• [YOUR ASSIGNMENT] Across all the entries, tally the lines holding the word "Dankbaar", and give the number by itself.

• [DATA FOR THIS TASK]
== Segment start ==

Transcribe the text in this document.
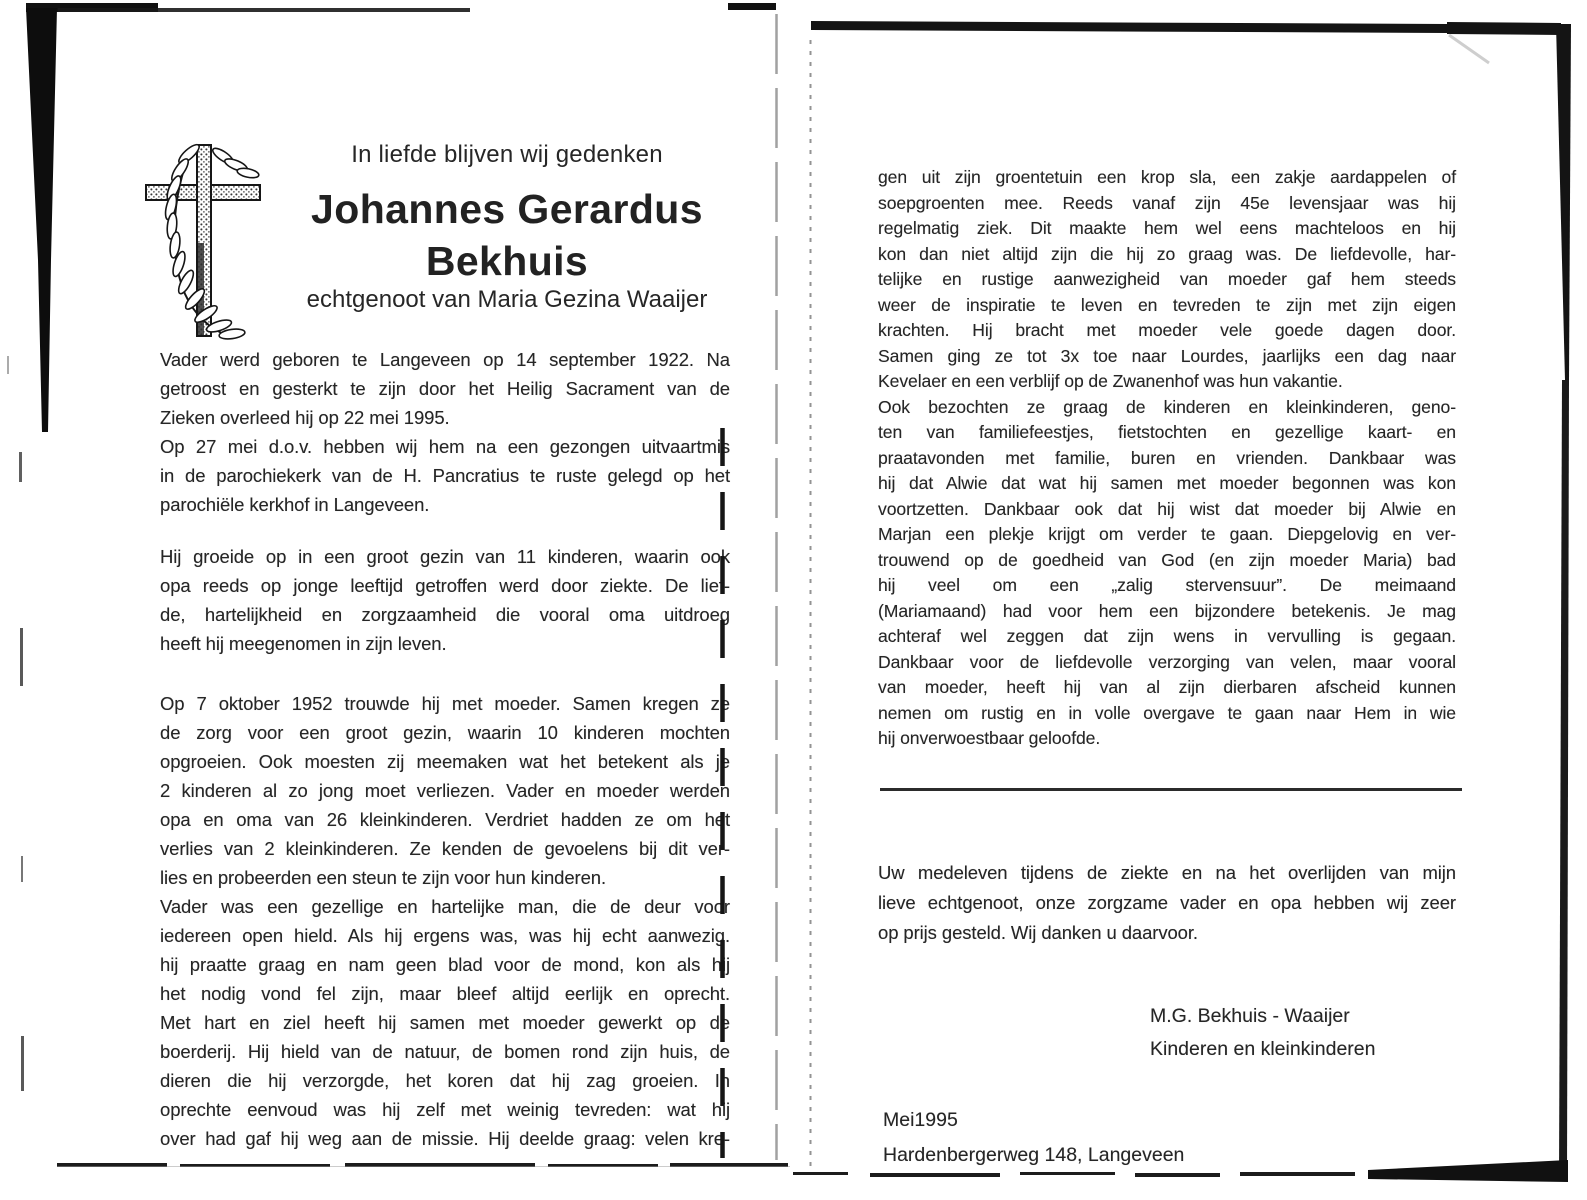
In liefde blijven wij gedenken
Johannes Gerardus
Bekhuis
echtgenoot van Maria Gezina Waaijer
Vader werd geboren te Langeveen op 14 september 1922. Na
getroost en gesterkt te zijn door het Heilig Sacrament van de
Zieken overleed hij op 22 mei 1995.
Op 27 mei d.o.v. hebben wij hem na een gezongen uitvaartmis
in de parochiekerk van de H. Pancratius te ruste gelegd op het
parochiële kerkhof in Langeveen.
Hij groeide op in een groot gezin van 11 kinderen, waarin ook
opa reeds op jonge leeftijd getroffen werd door ziekte. De lief-
de, hartelijkheid en zorgzaamheid die vooral oma uitdroeg
heeft hij meegenomen in zijn leven.
Op 7 oktober 1952 trouwde hij met moeder. Samen kregen ze
de zorg voor een groot gezin, waarin 10 kinderen mochten
opgroeien. Ook moesten zij meemaken wat het betekent als je
2 kinderen al zo jong moet verliezen. Vader en moeder werden
opa en oma van 26 kleinkinderen. Verdriet hadden ze om het
verlies van 2 kleinkinderen. Ze kenden de gevoelens bij dit ver-
lies en probeerden een steun te zijn voor hun kinderen.
Vader was een gezellige en hartelijke man, die de deur voor
iedereen open hield. Als hij ergens was, was hij echt aanwezig.
hij praatte graag en nam geen blad voor de mond, kon als hij
het nodig vond fel zijn, maar bleef altijd eerlijk en oprecht.
Met hart en ziel heeft hij samen met moeder gewerkt op de
boerderij. Hij hield van de natuur, de bomen rond zijn huis, de
dieren die hij verzorgde, het koren dat hij zag groeien. In
oprechte eenvoud was hij zelf met weinig tevreden: wat hij
over had gaf hij weg aan de missie. Hij deelde graag: velen kre-
gen uit zijn groentetuin een krop sla, een zakje aardappelen of
soepgroenten mee. Reeds vanaf zijn 45e levensjaar was hij
regelmatig ziek. Dit maakte hem wel eens machteloos en hij
kon dan niet altijd zijn die hij zo graag was. De liefdevolle, har-
telijke en rustige aanwezigheid van moeder gaf hem steeds
weer de inspiratie te leven en tevreden te zijn met zijn eigen
krachten. Hij bracht met moeder vele goede dagen door.
Samen ging ze tot 3x toe naar Lourdes, jaarlijks een dag naar
Kevelaer en een verblijf op de Zwanenhof was hun vakantie.
Ook bezochten ze graag de kinderen en kleinkinderen, geno-
ten van familiefeestjes, fietstochten en gezellige kaart- en
praatavonden met familie, buren en vrienden. Dankbaar was
hij dat Alwie dat wat hij samen met moeder begonnen was kon
voortzetten. Dankbaar ook dat hij wist dat moeder bij Alwie en
Marjan een plekje krijgt om verder te gaan. Diepgelovig en ver-
trouwend op de goedheid van God (en zijn moeder Maria) bad
hij veel om een „zalig stervensuur”. De meimaand
(Mariamaand) had voor hem een bijzondere betekenis. Je mag
achteraf wel zeggen dat zijn wens in vervulling is gegaan.
Dankbaar voor de liefdevolle verzorging van velen, maar vooral
van moeder, heeft hij van al zijn dierbaren afscheid kunnen
nemen om rustig en in volle overgave te gaan naar Hem in wie
hij onverwoestbaar geloofde.
Uw medeleven tijdens de ziekte en na het overlijden van mijn
lieve echtgenoot, onze zorgzame vader en opa hebben wij zeer
op prijs gesteld. Wij danken u daarvoor.
M.G. Bekhuis - Waaijer
Kinderen en kleinkinderen
Mei1995
Hardenbergerweg 148, Langeveen
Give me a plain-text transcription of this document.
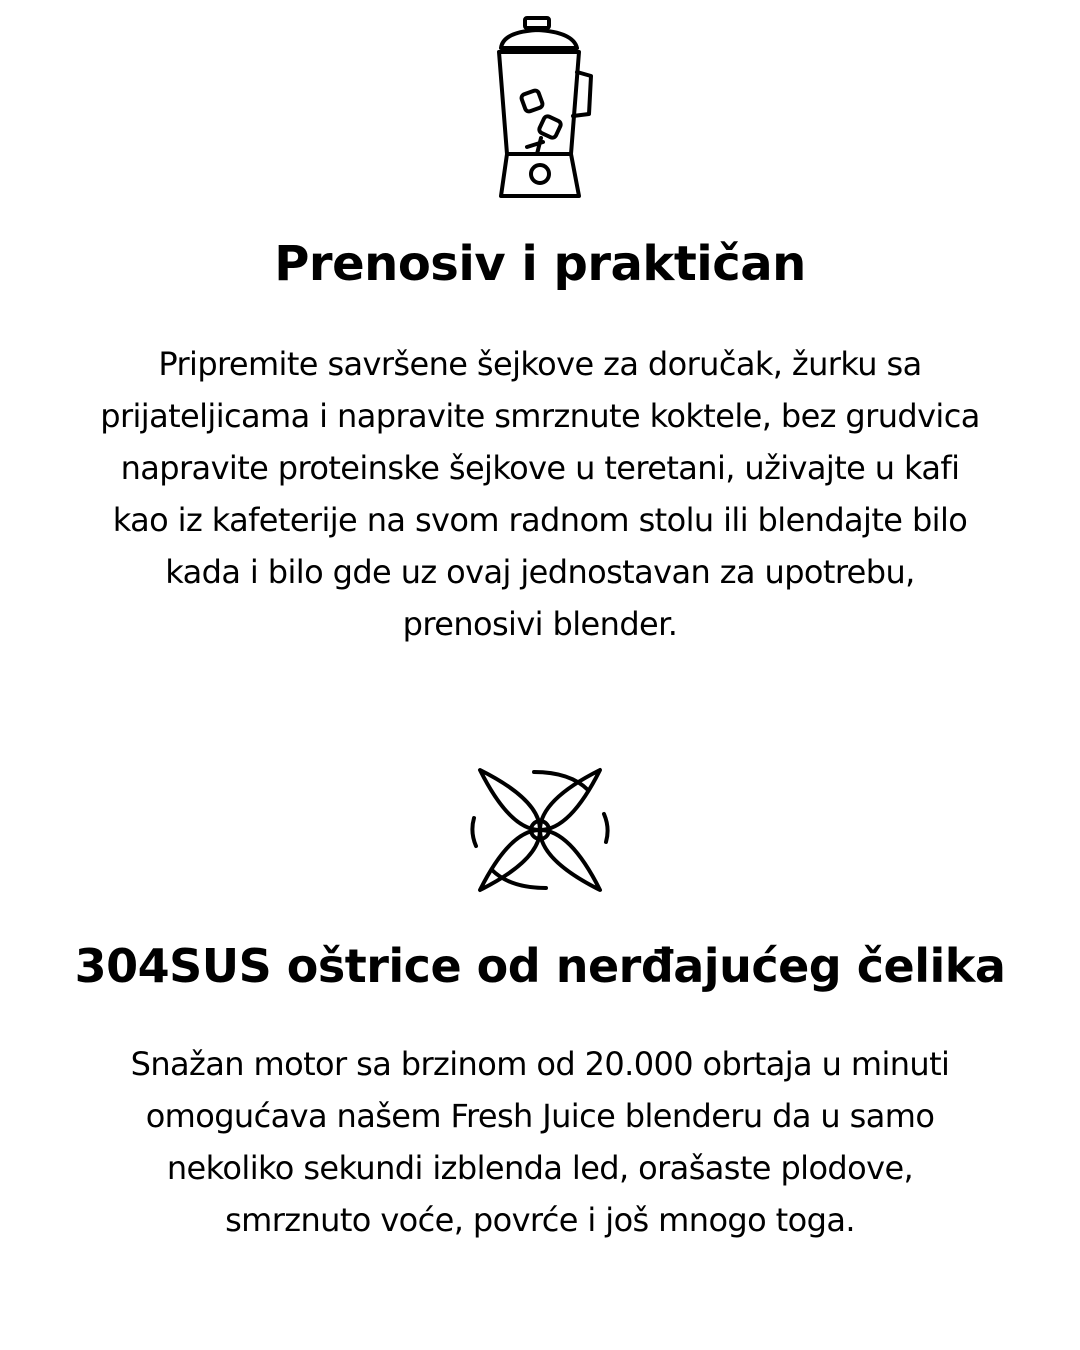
Prenosiv i praktičan

Pripremite savršene šejkove za doručak, žurku sa prijateljicama i napravite smrznute koktele, bez grudvica napravite proteinske šejkove u teretani, uživajte u kafi kao iz kafeterije na svom radnom stolu ili blendajte bilo kada i bilo gde uz ovaj jednostavan za upotrebu, prenosivi blender.

304SUS oštrice od nerđajućeg čelika

Snažan motor sa brzinom od 20.000 obrtaja u minuti omogućava našem Fresh Juice blenderu da u samo nekoliko sekundi izblenda led, orašaste plodove, smrznuto voće, povrće i još mnogo toga.
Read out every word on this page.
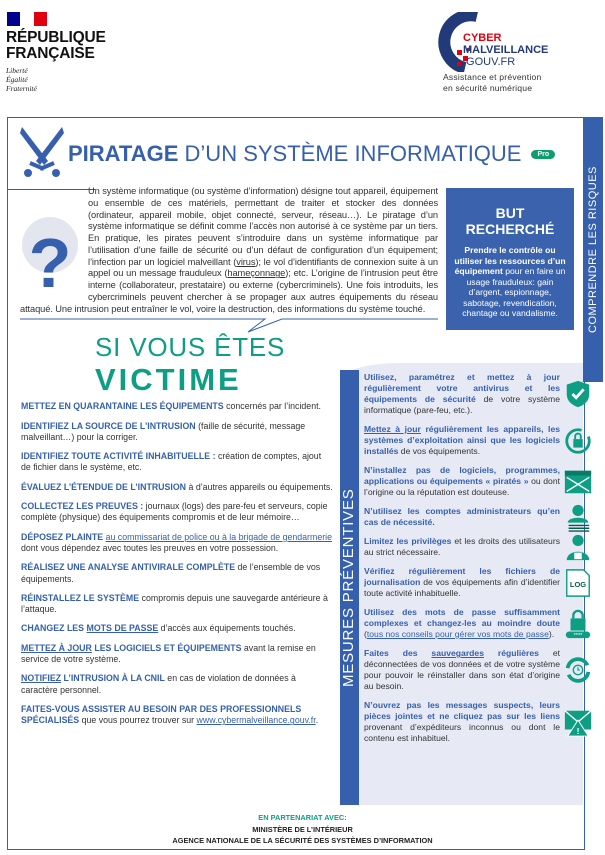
RÉPUBLIQUE
FRANÇAISE
Liberté
Égalité
Fraternité
CYBER
MALVEILLANCE
.GOUV.FR
Assistance et prévention
en sécurité numérique
COMPRENDRE LES RISQUES
PIRATAGE D’UN SYSTÈME INFORMATIQUE	Pro
?
BUT
RECHERCHÉ

Prendre le contrôle ou utiliser les ressources d’un équipement pour en faire un usage frauduleux: gain d’argent, espionnage, sabotage, revendication, chantage ou vandalisme.

Un système informatique (ou système d’information) désigne tout appareil, équipement ou ensemble de ces matériels, permettant de traiter et stocker des données (ordinateur, appareil mobile, objet connecté, serveur, réseau…). Le piratage d’un système informatique se définit comme l’accès non autorisé à ce système par un tiers. En pratique, les pirates peuvent s’introduire dans un système informatique par l’utilisation d’une faille de sécurité ou d’un défaut de configuration d’un équipement; l’infection par un logiciel malveillant (virus); le vol d’identifiants de connexion suite à un appel ou un message frauduleux (hameçonnage); etc. L’origine de l’intrusion peut être interne (collaborateur, prestataire) ou externe (cybercriminels). Une fois introduits, les cybercriminels peuvent chercher à se propager aux autres équipements du réseau attaqué. Une intrusion peut entraîner le vol, voire la destruction, des informations du système touché.
SI VOUS ÊTES
VICTIME

METTEZ EN QUARANTAINE LES ÉQUIPEMENTS concernés par l’incident.

IDENTIFIEZ LA SOURCE DE L’INTRUSION (faille de sécurité, message malveillant…) pour la corriger.

IDENTIFIEZ TOUTE ACTIVITÉ INHABITUELLE : création de comptes, ajout de fichier dans le système, etc.

ÉVALUEZ L’ÉTENDUE DE L’INTRUSION à d’autres appareils ou équipements.

COLLECTEZ LES PREUVES : journaux (logs) des pare-feu et serveurs, copie complète (physique) des équipements compromis et de leur mémoire…

DÉPOSEZ PLAINTE au commissariat de police ou à la brigade de gendarmerie dont vous dépendez avec toutes les preuves en votre possession.

RÉALISEZ UNE ANALYSE ANTIVIRALE COMPLÈTE de l’ensemble de vos équipements.

RÉINSTALLEZ LE SYSTÈME compromis depuis une sauvegarde antérieure à l’attaque.

CHANGEZ LES MOTS DE PASSE d’accès aux équipements touchés.

METTEZ À JOUR LES LOGICIELS ET ÉQUIPEMENTS avant la remise en service de votre système.

NOTIFIEZ L’INTRUSION À LA CNIL en cas de violation de données à caractère personnel.

FAITES-VOUS ASSISTER AU BESOIN PAR DES PROFESSIONNELS SPÉCIALISÉS que vous pourrez trouver sur www.cybermalveillance.gouv.fr.

MESURES PRÉVENTIVES
Utilisez, paramétrez et mettez à jour régulièrement votre antivirus et les équipements de sécurité de votre système informatique (pare-feu, etc.).
Mettez à jour régulièrement les appareils, les systèmes d’exploitation ainsi que les logiciels installés de vos équipements.
N’installez pas de logiciels, programmes, applications ou équipements « piratés » ou dont l’origine ou la réputation est douteuse.
N’utilisez les comptes administrateurs qu’en cas de nécessité.
Limitez les privilèges et les droits des utilisateurs au strict nécessaire.
Vérifiez régulièrement les fichiers de journalisation de vos équipements afin d’identifier toute activité inhabituelle.
Utilisez des mots de passe suffisamment complexes et changez-les au moindre doute (tous nos conseils pour gérer vos mots de passe).
Faites des sauvegardes régulières et déconnectées de vos données et de votre système pour pouvoir le réinstaller dans son état d’origine au besoin.
N’ouvrez pas les messages suspects, leurs pièces jointes et ne cliquez pas sur les liens provenant d’expéditeurs inconnus ou dont le contenu est inhabituel.
LOG
****
!
EN PARTENARIAT AVEC:
MINISTÈRE DE L’INTÉRIEUR
AGENCE NATIONALE DE LA SÉCURITÉ DES SYSTÈMES D’INFORMATION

== Segment end ==

• [RESPONSE BELOW] 3